Work instructions
Print the entire listing. Each line must match the original exactly.

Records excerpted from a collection
#####

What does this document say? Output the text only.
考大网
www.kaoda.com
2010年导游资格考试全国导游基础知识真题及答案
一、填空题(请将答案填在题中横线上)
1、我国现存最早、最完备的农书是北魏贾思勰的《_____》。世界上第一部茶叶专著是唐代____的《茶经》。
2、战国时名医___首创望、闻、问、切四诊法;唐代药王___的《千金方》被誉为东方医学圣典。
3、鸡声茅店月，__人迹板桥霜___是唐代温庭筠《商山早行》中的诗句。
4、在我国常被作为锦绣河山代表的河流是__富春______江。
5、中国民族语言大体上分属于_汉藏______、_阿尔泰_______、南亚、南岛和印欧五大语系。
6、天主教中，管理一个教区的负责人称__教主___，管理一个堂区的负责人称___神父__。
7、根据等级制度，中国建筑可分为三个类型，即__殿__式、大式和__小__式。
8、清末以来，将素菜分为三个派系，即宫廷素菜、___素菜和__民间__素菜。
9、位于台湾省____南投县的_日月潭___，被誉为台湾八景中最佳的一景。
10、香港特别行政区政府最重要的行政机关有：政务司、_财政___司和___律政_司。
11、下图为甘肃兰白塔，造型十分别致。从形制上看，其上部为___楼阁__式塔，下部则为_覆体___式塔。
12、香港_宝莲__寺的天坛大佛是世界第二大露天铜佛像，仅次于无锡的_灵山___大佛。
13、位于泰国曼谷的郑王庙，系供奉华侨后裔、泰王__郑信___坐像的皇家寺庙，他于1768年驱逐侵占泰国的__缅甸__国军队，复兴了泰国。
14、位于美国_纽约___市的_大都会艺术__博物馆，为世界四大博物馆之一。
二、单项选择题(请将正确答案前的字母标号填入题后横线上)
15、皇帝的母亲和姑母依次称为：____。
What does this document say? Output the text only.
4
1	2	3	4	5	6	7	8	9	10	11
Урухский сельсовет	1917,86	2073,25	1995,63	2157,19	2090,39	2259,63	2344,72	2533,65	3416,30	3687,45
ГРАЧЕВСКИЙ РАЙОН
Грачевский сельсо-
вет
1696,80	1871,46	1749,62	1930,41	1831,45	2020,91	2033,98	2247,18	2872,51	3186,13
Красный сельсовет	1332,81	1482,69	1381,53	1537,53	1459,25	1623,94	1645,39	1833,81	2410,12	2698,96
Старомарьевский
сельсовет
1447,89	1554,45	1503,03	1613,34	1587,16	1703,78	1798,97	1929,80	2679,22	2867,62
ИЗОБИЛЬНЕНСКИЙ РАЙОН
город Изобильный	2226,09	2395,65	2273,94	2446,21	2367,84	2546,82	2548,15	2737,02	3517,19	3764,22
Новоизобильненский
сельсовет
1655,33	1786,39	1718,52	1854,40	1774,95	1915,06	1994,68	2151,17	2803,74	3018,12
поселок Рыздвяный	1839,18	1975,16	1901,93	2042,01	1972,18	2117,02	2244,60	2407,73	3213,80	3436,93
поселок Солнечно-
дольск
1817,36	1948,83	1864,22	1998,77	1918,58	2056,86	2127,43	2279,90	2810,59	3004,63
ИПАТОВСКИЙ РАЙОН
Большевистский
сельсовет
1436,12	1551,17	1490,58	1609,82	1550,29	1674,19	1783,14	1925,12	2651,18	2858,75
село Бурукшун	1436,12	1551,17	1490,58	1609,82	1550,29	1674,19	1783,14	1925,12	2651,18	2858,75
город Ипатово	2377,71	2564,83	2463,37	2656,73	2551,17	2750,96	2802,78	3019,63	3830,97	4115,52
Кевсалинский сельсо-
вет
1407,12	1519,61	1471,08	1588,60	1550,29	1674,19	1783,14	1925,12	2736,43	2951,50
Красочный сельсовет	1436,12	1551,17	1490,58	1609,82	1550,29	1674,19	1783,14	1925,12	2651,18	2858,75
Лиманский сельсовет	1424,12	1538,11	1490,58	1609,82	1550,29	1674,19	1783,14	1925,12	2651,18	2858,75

#####

Result for this task
What does this document say? Output the text only.
考大网
www.kaoda.com
2010年导游资格考试全国导游基础知识真题及答案
一、填空题(请将答案填在题中横线上)
1、我国现存最早、最完备的农书是北魏贾思勰的《_____》。世界上第一部茶叶专著是唐代____的《茶经》。
2、战国时名医___首创望、闻、问、切四诊法;唐代药王___的《千金方》被誉为东方医学圣典。
3、鸡声茅店月，__人迹板桥霜___是唐代温庭筠《商山早行》中的诗句。
4、在我国常被作为锦绣河山代表的河流是__富春______江。
5、中国民族语言大体上分属于_汉藏______、_阿尔泰_______、南亚、南岛和印欧五大语系。
6、天主教中，管理一个教区的负责人称__教主___，管理一个堂区的负责人称___神父__。
7、根据等级制度，中国建筑可分为三个类型，即__殿__式、大式和__小__式。
8、清末以来，将素菜分为三个派系，即宫廷素菜、___素菜和__民间__素菜。
9、位于台湾省____南投县的_日月潭___，被誉为台湾八景中最佳的一景。
10、香港特别行政区政府最重要的行政机关有：政务司、_财政___司和___律政_司。
11、下图为甘肃兰白塔，造型十分别致。从形制上看，其上部为___楼阁__式塔，下部则为_覆体___式塔。
12、香港_宝莲__寺的天坛大佛是世界第二大露天铜佛像，仅次于无锡的_灵山___大佛。
13、位于泰国曼谷的郑王庙，系供奉华侨后裔、泰王__郑信___坐像的皇家寺庙，他于1768年驱逐侵占泰国的__缅甸__国军队，复兴了泰国。
14、位于美国_纽约___市的_大都会艺术__博物馆，为世界四大博物馆之一。
二、单项选择题(请将正确答案前的字母标号填入题后横线上)
15、皇帝的母亲和姑母依次称为：____。
What does this document say? Output the text only.
4
1	2	3	4	5	6	7	8	9	10	11
Урухский сельсовет	1917,86	2073,25	1995,63	2157,19	2090,39	2259,63	2344,72	2533,65	3416,30	3687,45
ГРАЧЕВСКИЙ РАЙОН
Грачевский сельсо-
вет
1696,80	1871,46	1749,62	1930,41	1831,45	2020,91	2033,98	2247,18	2872,51	3186,13
Красный сельсовет	1332,81	1482,69	1381,53	1537,53	1459,25	1623,94	1645,39	1833,81	2410,12	2698,96
Старомарьевский
сельсовет
1447,89	1554,45	1503,03	1613,34	1587,16	1703,78	1798,97	1929,80	2679,22	2867,62
ИЗОБИЛЬНЕНСКИЙ РАЙОН
город Изобильный	2226,09	2395,65	2273,94	2446,21	2367,84	2546,82	2548,15	2737,02	3517,19	3764,22
Новоизобильненский
сельсовет
1655,33	1786,39	1718,52	1854,40	1774,95	1915,06	1994,68	2151,17	2803,74	3018,12
поселок Рыздвяный	1839,18	1975,16	1901,93	2042,01	1972,18	2117,02	2244,60	2407,73	3213,80	3436,93
поселок Солнечно-
дольск
1817,36	1948,83	1864,22	1998,77	1918,58	2056,86	2127,43	2279,90	2810,59	3004,63
ИПАТОВСКИЙ РАЙОН
Большевистский
сельсовет
1436,12	1551,17	1490,58	1609,82	1550,29	1674,19	1783,14	1925,12	2651,18	2858,75
село Бурукшун	1436,12	1551,17	1490,58	1609,82	1550,29	1674,19	1783,14	1925,12	2651,18	2858,75
город Ипатово	2377,71	2564,83	2463,37	2656,73	2551,17	2750,96	2802,78	3019,63	3830,97	4115,52
Кевсалинский сельсо-
вет
1407,12	1519,61	1471,08	1588,60	1550,29	1674,19	1783,14	1925,12	2736,43	2951,50
Красочный сельсовет	1436,12	1551,17	1490,58	1609,82	1550,29	1674,19	1783,14	1925,12	2651,18	2858,75
Лиманский сельсовет	1424,12	1538,11	1490,58	1609,82	1550,29	1674,19	1783,14	1925,12	2651,18	2858,75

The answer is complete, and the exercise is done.